#### Aim of the task:
Sort through the data and copy the lines holding the word "Product".
— Start Recorded data —
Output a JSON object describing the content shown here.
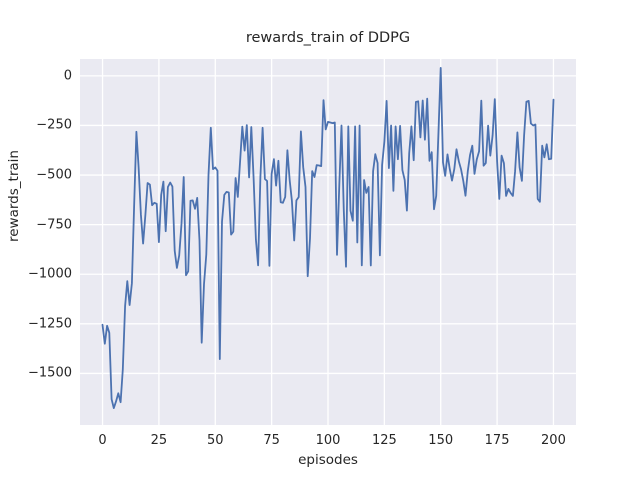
{
  "chart_data": {
    "type": "line",
    "title": "rewards_train of DDPG",
    "xlabel": "episodes",
    "ylabel": "rewards_train",
    "x_ticks": [
      0,
      25,
      50,
      75,
      100,
      125,
      150,
      175,
      200
    ],
    "y_ticks": [
      0,
      -250,
      -500,
      -750,
      -1000,
      -1250,
      -1500
    ],
    "xlim": [
      -10,
      210
    ],
    "ylim": [
      -1760,
      85
    ],
    "grid": true,
    "legend_position": "none",
    "line_color": "#4c72b0",
    "grid_color": "#ffffff",
    "plot_background": "#eaeaf2",
    "figure_background": "#ffffff",
    "text_color": "#262626",
    "x_start": 0,
    "x_step": 1,
    "series": [
      {
        "name": "rewards_train",
        "values": [
          -1255,
          -1350,
          -1260,
          -1295,
          -1630,
          -1675,
          -1640,
          -1600,
          -1645,
          -1480,
          -1160,
          -1035,
          -1155,
          -1045,
          -660,
          -282,
          -460,
          -700,
          -845,
          -700,
          -540,
          -548,
          -652,
          -640,
          -645,
          -838,
          -600,
          -533,
          -783,
          -560,
          -538,
          -558,
          -882,
          -968,
          -905,
          -745,
          -510,
          -1005,
          -985,
          -630,
          -628,
          -670,
          -615,
          -830,
          -1345,
          -1050,
          -900,
          -500,
          -262,
          -470,
          -462,
          -478,
          -1428,
          -735,
          -600,
          -585,
          -588,
          -800,
          -785,
          -515,
          -610,
          -430,
          -256,
          -377,
          -248,
          -512,
          -258,
          -515,
          -825,
          -955,
          -510,
          -262,
          -520,
          -530,
          -958,
          -495,
          -420,
          -553,
          -428,
          -637,
          -640,
          -610,
          -375,
          -527,
          -630,
          -830,
          -628,
          -611,
          -280,
          -460,
          -560,
          -1010,
          -820,
          -480,
          -510,
          -450,
          -452,
          -455,
          -122,
          -270,
          -232,
          -235,
          -238,
          -235,
          -902,
          -550,
          -250,
          -680,
          -962,
          -255,
          -680,
          -730,
          -255,
          -840,
          -250,
          -955,
          -525,
          -590,
          -560,
          -956,
          -480,
          -395,
          -440,
          -905,
          -450,
          -330,
          -126,
          -465,
          -250,
          -580,
          -255,
          -420,
          -252,
          -475,
          -525,
          -679,
          -390,
          -255,
          -425,
          -132,
          -128,
          -310,
          -124,
          -322,
          -115,
          -428,
          -385,
          -672,
          -605,
          -280,
          40,
          -436,
          -504,
          -396,
          -468,
          -528,
          -470,
          -370,
          -430,
          -470,
          -530,
          -604,
          -480,
          -400,
          -352,
          -494,
          -420,
          -380,
          -125,
          -453,
          -440,
          -251,
          -402,
          -300,
          -117,
          -430,
          -620,
          -402,
          -440,
          -605,
          -570,
          -590,
          -605,
          -480,
          -285,
          -461,
          -529,
          -300,
          -130,
          -126,
          -240,
          -250,
          -245,
          -620,
          -635,
          -352,
          -411,
          -345,
          -420,
          -418,
          -120
        ]
      }
    ]
  }
}
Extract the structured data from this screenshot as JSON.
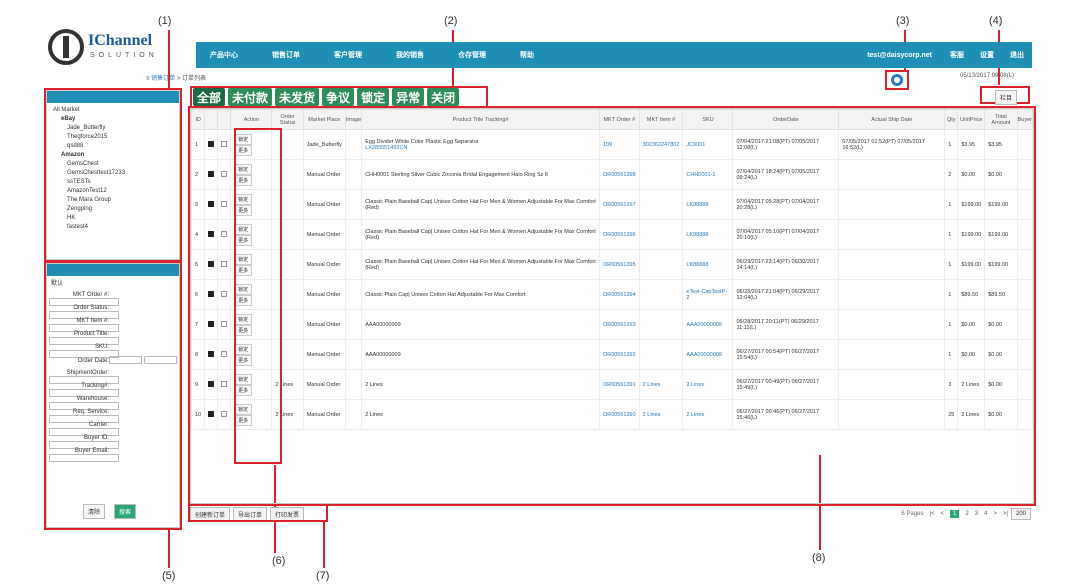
{
  "annotations": [
    "(1)",
    "(2)",
    "(3)",
    "(4)",
    "(5)",
    "(6)",
    "(7)",
    "(8)"
  ],
  "logo": {
    "brand": "IChannel",
    "sub": "SOLUTION"
  },
  "topnav": [
    "产品中心",
    "销售订单",
    "客户管理",
    "我的销售",
    "仓存管理",
    "帮助"
  ],
  "user": {
    "email": "test@daisycorp.net",
    "items": [
      "客服",
      "设置",
      "退出"
    ]
  },
  "breadcrumb": {
    "home": "销售订单",
    "sep": ">",
    "current": "订单列表"
  },
  "timestamp": "05/13/2017 09:08(L)",
  "column_button": "栏目",
  "tabs": [
    "全部",
    "未付款",
    "未发货",
    "争议",
    "锁定",
    "异常",
    "关闭"
  ],
  "stores": {
    "all": "All Market",
    "ebay": "eBay",
    "ebay_items": [
      "Jade_Butterfly",
      "Thegforce2015",
      "qsd88"
    ],
    "amazon": "Amazon",
    "amazon_items": [
      "GemsChest",
      "GemsChesttest17233",
      "ssTESTs",
      "AmazonTest12",
      "The Mara Group",
      "Zengping",
      "HK",
      "fastest4"
    ]
  },
  "filter": {
    "preset": "默认",
    "fields": [
      "MKT Order #:",
      "Order Status:",
      "MKT Item #:",
      "Product Title:",
      "SKU:",
      "Order Date:",
      "ShipmentOrder:",
      "Tracking#:",
      "Warehouse:",
      "Req. Service:",
      "Carrier:",
      "Buyer ID:",
      "Buyer Email:"
    ],
    "clear": "清除",
    "search": "搜索"
  },
  "table": {
    "headers": [
      "ID",
      "",
      "",
      "Action",
      "Order Status",
      "Market Place",
      "Image",
      "Product Title Tracking#",
      "MKT Order #",
      "MKT Item #",
      "SKU",
      "OrderDate",
      "Actual Ship Date",
      "Qty",
      "UnitPrice",
      "Total Amount",
      "Buyer"
    ],
    "action_lock": "锁定",
    "action_more": "更多",
    "rows": [
      {
        "id": "1",
        "status": "",
        "market": "Jade_Butterfly",
        "title": "Egg Divider White Color Plastic Egg Separator",
        "tracking": "LX289551492CN",
        "order": "109",
        "item": "302362247802",
        "sku": "JC0001",
        "date": "07/04/2017 21:08(PT) 07/05/2017 12:08(L)",
        "ship": "07/05/2017 01:52(PT) 07/05/2017 16:52(L)",
        "qty": "1",
        "unit": "$3.95",
        "total": "$3.95"
      },
      {
        "id": "2",
        "status": "",
        "market": "Manual Order",
        "title": "CHH0001 Sterling Silver Cubic Zirconia Bridal Engagement Halo Ring Sz 6",
        "tracking": "",
        "order": "OR00561398",
        "item": "",
        "sku": "CHH0001-1",
        "date": "07/04/2017 18:24(PT) 07/05/2017 09:24(L)",
        "ship": "",
        "qty": "2",
        "unit": "$0.00",
        "total": "$0.00"
      },
      {
        "id": "3",
        "status": "",
        "market": "Manual Order",
        "title": "Classic Plain Baseball Cap| Unisex Cotton Hat For Men & Women Adjustable For Max Comfort (Red)",
        "tracking": "",
        "order": "OR00561397",
        "item": "",
        "sku": "LK88888",
        "date": "07/04/2017 05:28(PT) 07/04/2017 20:28(L)",
        "ship": "",
        "qty": "1",
        "unit": "$199.00",
        "total": "$199.00"
      },
      {
        "id": "4",
        "status": "",
        "market": "Manual Order",
        "title": "Classic Plain Baseball Cap| Unisex Cotton Hat For Men & Women Adjustable For Max Comfort (Red)",
        "tracking": "",
        "order": "OR00561396",
        "item": "",
        "sku": "LK88888",
        "date": "07/04/2017 05:10(PT) 07/04/2017 20:10(L)",
        "ship": "",
        "qty": "1",
        "unit": "$199.00",
        "total": "$199.00"
      },
      {
        "id": "5",
        "status": "",
        "market": "Manual Order",
        "title": "Classic Plain Baseball Cap| Unisex Cotton Hat For Men & Women Adjustable For Max Comfort (Red)",
        "tracking": "",
        "order": "OR00561395",
        "item": "",
        "sku": "LK88888",
        "date": "06/29/2017 23:14(PT) 06/30/2017 14:14(L)",
        "ship": "",
        "qty": "1",
        "unit": "$199.00",
        "total": "$199.00"
      },
      {
        "id": "6",
        "status": "",
        "market": "Manual Order",
        "title": "Classic Plain Cap| Unisex Cotton Hat Adjustable For Max Comfort",
        "tracking": "",
        "order": "OR00561394",
        "item": "",
        "sku": "eTest-CapTestP-2",
        "date": "06/28/2017 21:04(PT) 06/29/2017 12:04(L)",
        "ship": "",
        "qty": "1",
        "unit": "$89.50",
        "total": "$89.50"
      },
      {
        "id": "7",
        "status": "",
        "market": "Manual Order",
        "title": "AAA00000009",
        "tracking": "",
        "order": "OR00561393",
        "item": "",
        "sku": "AAA00000009",
        "date": "06/28/2017 20:11(PT) 06/29/2017 11:11(L)",
        "ship": "",
        "qty": "1",
        "unit": "$0.00",
        "total": "$0.00"
      },
      {
        "id": "8",
        "status": "",
        "market": "Manual Order",
        "title": "AAA00000009",
        "tracking": "",
        "order": "OR00561392",
        "item": "",
        "sku": "AAA00000009",
        "date": "06/27/2017 00:54(PT) 06/27/2017 15:54(L)",
        "ship": "",
        "qty": "1",
        "unit": "$0.00",
        "total": "$0.00"
      },
      {
        "id": "9",
        "status": "2 Lines",
        "market": "Manual Order",
        "title": "2 Lines",
        "tracking": "",
        "order": "OR00561391",
        "item": "2 Lines",
        "sku": "2 Lines",
        "date": "06/27/2017 00:49(PT) 06/27/2017 15:49(L)",
        "ship": "",
        "qty": "3",
        "unit": "2 Lines",
        "total": "$0.00"
      },
      {
        "id": "10",
        "status": "2 Lines",
        "market": "Manual Order",
        "title": "2 Lines",
        "tracking": "",
        "order": "OR00561390",
        "item": "2 Lines",
        "sku": "2 Lines",
        "date": "06/27/2017 00:46(PT) 06/27/2017 15:46(L)",
        "ship": "",
        "qty": "25",
        "unit": "2 Lines",
        "total": "$0.00"
      }
    ]
  },
  "footer": {
    "buttons": [
      "创建新订单",
      "导出订单",
      "打印发票"
    ],
    "pages": "6 Pages",
    "nav": [
      "|<",
      "<",
      "1",
      "2",
      "3",
      "4",
      ">",
      ">|"
    ],
    "page_size": "200"
  }
}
— End Recorded data —
#### Reply to the exercise:
      "Product Title:",
      "Product Title Tracking#",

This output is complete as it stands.